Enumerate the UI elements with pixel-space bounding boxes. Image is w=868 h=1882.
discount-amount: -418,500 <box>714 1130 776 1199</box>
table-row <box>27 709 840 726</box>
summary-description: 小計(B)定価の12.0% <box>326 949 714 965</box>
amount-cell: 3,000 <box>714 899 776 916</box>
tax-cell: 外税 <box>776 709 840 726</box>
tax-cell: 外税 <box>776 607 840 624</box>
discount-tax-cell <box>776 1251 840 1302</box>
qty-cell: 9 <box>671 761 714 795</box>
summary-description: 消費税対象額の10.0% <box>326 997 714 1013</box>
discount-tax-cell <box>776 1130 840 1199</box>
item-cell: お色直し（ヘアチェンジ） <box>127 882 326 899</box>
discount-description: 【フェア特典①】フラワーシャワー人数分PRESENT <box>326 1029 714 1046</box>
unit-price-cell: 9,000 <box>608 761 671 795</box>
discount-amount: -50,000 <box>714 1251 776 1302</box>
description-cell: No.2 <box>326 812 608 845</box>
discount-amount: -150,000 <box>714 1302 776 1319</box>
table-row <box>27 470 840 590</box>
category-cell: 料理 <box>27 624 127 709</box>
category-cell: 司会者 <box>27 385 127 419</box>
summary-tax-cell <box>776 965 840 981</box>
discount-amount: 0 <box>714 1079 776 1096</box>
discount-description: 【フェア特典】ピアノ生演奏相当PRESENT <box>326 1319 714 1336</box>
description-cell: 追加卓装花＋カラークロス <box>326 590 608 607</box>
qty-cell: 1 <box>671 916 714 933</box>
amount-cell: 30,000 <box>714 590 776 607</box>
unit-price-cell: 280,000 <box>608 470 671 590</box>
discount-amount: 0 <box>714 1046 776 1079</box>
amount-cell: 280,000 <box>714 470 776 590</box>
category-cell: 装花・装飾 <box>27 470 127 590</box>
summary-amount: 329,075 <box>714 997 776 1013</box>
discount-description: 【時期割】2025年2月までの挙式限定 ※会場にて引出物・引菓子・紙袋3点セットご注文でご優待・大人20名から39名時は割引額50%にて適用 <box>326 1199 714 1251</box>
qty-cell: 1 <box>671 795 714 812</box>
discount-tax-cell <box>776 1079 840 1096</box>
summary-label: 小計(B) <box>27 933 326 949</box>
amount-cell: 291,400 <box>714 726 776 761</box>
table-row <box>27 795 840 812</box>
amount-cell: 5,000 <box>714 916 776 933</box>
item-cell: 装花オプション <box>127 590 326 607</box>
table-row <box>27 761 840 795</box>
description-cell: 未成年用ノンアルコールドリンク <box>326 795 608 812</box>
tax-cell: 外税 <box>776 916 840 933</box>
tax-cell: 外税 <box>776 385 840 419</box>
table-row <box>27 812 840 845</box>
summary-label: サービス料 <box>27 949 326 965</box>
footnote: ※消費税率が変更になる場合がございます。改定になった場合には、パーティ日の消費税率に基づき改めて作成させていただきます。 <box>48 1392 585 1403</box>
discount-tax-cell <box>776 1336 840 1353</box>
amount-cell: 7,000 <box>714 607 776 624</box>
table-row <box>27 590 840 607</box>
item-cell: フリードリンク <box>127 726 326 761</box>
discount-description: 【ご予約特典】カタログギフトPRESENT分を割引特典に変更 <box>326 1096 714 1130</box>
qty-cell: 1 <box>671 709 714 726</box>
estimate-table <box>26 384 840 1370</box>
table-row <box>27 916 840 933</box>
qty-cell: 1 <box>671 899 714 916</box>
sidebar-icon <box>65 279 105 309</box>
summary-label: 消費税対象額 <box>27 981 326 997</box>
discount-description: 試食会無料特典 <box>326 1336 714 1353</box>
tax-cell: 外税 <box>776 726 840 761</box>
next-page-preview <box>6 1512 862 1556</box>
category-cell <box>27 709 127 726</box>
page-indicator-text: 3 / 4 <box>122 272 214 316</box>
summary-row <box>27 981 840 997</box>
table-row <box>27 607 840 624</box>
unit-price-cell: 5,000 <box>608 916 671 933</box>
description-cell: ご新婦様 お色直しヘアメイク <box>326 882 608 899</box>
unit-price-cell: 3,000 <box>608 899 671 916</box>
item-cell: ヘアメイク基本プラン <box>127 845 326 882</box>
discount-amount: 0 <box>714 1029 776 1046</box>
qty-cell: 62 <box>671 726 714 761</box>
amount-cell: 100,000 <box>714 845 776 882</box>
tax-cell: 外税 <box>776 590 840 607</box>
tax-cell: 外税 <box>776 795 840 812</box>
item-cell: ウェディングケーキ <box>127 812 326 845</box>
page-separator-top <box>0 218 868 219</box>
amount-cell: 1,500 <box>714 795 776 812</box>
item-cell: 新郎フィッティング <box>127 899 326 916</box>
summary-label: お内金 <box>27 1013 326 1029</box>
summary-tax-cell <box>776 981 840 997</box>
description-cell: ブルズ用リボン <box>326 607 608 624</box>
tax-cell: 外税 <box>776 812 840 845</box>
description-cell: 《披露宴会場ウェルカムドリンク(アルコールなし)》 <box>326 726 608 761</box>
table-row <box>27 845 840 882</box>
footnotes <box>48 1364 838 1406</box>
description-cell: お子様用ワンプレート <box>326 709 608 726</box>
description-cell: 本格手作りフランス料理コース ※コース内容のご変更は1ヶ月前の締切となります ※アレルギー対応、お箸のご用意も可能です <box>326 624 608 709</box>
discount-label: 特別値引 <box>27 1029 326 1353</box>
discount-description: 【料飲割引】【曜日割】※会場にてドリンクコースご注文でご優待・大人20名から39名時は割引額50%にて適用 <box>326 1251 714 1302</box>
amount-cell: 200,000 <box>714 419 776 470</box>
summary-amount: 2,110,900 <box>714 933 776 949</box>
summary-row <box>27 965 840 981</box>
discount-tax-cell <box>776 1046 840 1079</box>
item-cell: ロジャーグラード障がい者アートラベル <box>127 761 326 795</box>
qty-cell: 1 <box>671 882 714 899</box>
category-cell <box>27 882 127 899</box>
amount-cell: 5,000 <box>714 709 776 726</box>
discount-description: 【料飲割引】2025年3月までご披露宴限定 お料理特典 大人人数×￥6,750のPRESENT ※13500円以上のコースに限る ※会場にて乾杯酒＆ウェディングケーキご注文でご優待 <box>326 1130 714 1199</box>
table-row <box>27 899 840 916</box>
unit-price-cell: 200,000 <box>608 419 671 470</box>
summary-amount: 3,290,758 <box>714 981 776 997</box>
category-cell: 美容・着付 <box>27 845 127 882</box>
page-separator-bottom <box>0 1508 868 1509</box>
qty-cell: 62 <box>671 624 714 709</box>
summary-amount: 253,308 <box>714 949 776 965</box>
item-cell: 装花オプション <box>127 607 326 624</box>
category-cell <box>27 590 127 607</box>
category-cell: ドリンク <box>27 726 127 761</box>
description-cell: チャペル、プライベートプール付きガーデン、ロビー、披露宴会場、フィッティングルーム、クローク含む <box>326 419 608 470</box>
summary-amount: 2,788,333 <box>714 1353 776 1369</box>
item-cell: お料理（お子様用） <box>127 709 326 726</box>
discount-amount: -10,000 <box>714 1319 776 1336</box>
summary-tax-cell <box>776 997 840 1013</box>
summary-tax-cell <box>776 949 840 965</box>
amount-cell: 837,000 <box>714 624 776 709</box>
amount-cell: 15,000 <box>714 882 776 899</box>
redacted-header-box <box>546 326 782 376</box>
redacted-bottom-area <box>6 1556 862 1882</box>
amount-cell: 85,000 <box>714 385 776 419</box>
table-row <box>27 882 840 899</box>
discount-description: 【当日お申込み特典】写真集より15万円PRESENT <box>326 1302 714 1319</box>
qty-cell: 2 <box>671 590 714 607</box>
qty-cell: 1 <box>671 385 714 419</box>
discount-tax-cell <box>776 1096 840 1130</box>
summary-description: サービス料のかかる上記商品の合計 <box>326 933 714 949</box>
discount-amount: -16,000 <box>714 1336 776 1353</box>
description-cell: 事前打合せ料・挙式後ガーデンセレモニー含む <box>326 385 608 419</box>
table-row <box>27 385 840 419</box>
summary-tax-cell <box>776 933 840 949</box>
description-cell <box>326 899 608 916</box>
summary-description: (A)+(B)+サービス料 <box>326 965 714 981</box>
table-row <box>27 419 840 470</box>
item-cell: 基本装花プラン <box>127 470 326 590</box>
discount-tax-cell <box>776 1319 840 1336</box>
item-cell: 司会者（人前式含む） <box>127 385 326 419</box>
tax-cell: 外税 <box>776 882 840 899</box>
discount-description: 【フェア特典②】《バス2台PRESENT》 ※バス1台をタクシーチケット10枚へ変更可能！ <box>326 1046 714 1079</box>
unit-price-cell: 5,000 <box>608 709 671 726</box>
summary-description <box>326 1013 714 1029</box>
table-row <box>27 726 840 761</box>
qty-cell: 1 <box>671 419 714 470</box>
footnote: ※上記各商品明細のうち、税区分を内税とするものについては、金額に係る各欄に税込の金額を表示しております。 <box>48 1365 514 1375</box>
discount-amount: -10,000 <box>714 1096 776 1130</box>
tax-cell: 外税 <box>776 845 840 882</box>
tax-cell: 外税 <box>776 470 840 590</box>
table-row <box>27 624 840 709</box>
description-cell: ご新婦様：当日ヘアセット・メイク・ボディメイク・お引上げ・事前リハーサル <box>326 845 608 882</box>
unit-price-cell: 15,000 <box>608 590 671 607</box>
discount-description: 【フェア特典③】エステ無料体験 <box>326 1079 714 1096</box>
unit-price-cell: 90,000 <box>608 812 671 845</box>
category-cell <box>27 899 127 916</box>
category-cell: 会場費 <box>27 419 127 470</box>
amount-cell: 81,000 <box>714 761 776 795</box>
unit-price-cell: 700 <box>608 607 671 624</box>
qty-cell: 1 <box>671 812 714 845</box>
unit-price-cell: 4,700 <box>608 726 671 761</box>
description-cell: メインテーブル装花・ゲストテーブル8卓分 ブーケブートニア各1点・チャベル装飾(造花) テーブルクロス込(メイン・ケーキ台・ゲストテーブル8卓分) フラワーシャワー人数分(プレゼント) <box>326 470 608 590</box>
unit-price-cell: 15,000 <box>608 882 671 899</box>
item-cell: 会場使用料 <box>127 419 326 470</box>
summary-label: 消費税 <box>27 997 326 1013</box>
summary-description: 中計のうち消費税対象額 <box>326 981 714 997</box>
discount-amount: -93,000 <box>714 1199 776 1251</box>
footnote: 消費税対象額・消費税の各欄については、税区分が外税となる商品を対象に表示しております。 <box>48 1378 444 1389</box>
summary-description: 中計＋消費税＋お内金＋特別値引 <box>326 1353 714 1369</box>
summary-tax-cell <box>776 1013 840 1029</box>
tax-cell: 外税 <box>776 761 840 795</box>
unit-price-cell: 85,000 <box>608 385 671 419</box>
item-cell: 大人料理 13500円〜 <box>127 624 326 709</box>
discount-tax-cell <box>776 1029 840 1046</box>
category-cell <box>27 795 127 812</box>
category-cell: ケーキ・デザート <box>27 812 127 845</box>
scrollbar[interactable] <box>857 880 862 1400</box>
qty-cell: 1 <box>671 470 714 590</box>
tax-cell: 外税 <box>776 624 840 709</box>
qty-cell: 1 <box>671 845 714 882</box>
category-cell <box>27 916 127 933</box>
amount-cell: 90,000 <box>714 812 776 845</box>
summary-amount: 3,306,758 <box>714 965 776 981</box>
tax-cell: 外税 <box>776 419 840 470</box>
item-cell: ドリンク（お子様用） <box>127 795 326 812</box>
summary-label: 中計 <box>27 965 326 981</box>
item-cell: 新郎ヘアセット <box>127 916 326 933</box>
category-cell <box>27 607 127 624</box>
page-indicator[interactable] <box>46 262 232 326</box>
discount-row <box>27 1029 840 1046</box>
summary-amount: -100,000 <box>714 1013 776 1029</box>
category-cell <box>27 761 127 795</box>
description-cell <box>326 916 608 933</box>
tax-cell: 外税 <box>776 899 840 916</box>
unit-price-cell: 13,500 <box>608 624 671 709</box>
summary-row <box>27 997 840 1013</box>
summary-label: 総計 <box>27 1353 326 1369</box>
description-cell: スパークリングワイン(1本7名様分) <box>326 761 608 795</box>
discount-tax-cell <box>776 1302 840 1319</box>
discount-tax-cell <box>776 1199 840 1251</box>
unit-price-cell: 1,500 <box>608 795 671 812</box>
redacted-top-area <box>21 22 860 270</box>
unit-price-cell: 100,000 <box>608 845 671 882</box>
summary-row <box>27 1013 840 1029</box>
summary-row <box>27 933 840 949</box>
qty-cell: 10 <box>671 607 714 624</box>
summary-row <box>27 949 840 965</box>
------------------------
• Exercise task
Rewrite the entries from the start through the line that contains "summary-description: 消費税対象額の10.0% <box>326", swapping "summary-description" for "summary-text" and leaving everything else unchanged.

• Solved exercise
Enumerate the UI elements with pixel-space bounding boxes. Image is w=868 h=1882.
discount-amount: -418,500 <box>714 1130 776 1199</box>
table-row <box>27 709 840 726</box>
summary-text: 小計(B)定価の12.0% <box>326 949 714 965</box>
amount-cell: 3,000 <box>714 899 776 916</box>
tax-cell: 外税 <box>776 709 840 726</box>
tax-cell: 外税 <box>776 607 840 624</box>
discount-tax-cell <box>776 1251 840 1302</box>
qty-cell: 9 <box>671 761 714 795</box>
summary-text: 消費税対象額の10.0% <box>326 997 714 1013</box>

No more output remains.